- **WHAT THE TASK ASKS**
Restate all of the entries exactly, dropping any pictures they hold.
** Start of LISTING **
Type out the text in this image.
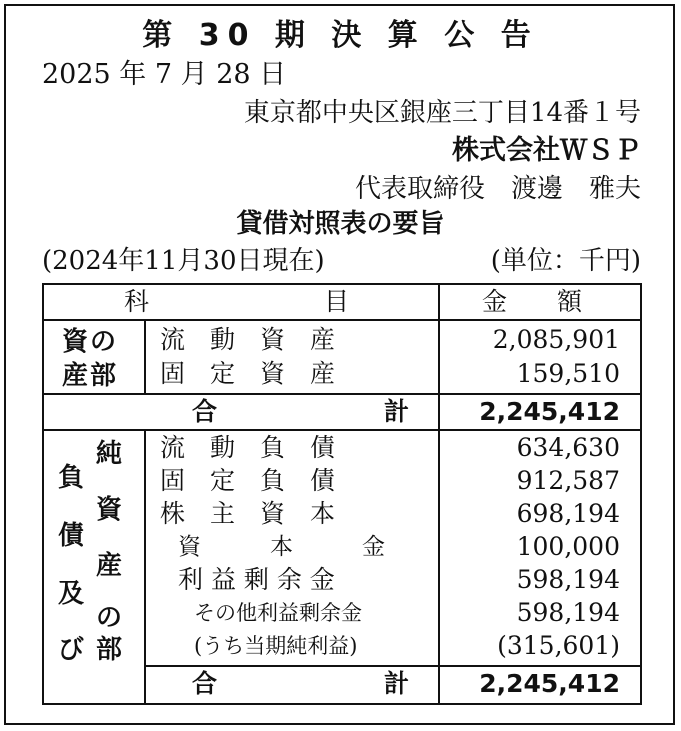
第 30 期 決 算 公 告
2025 年 7 月 28 日
東京都中央区銀座三丁目14番１号
株式会社ＷＳＰ
代表取締役　渡邊　雅夫
貸借対照表の要旨
(2024年11月30日現在)	(単位：千円)
科	目	金　　額
資の
産部
流　動　資　産	2,085,901
固　定　資　産	159,510
合	計	2,245,412
負
債
及
び
純
資
産
の
部
流　動　負　債	634,630
固　定　負　債	912,587
株　主　資　本	698,194
資　　　本　　　金	100,000
利 益 剰 余 金	598,194
その他利益剰余金	598,194
(うち当期純利益)	(315,601)
合	計	2,245,412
** End of LISTING **
- **FULL OUTPUT**
Type out the text in this image.
第 30 期 決 算 公 告
2025 年 7 月 28 日
東京都中央区銀座三丁目14番１号
株式会社ＷＳＰ
代表取締役　渡邊　雅夫
貸借対照表の要旨
(2024年11月30日現在)	(単位：千円)
科	目	金　　額
資の
産部
流　動　資　産	2,085,901
固　定　資　産	159,510
合	計	2,245,412
負
債
及
び
純
資
産
の
部
流　動　負　債	634,630
固　定　負　債	912,587
株　主　資　本	698,194
資　　　本　　　金	100,000
利 益 剰 余 金	598,194
その他利益剰余金	598,194
(うち当期純利益)	(315,601)
合	計	2,245,412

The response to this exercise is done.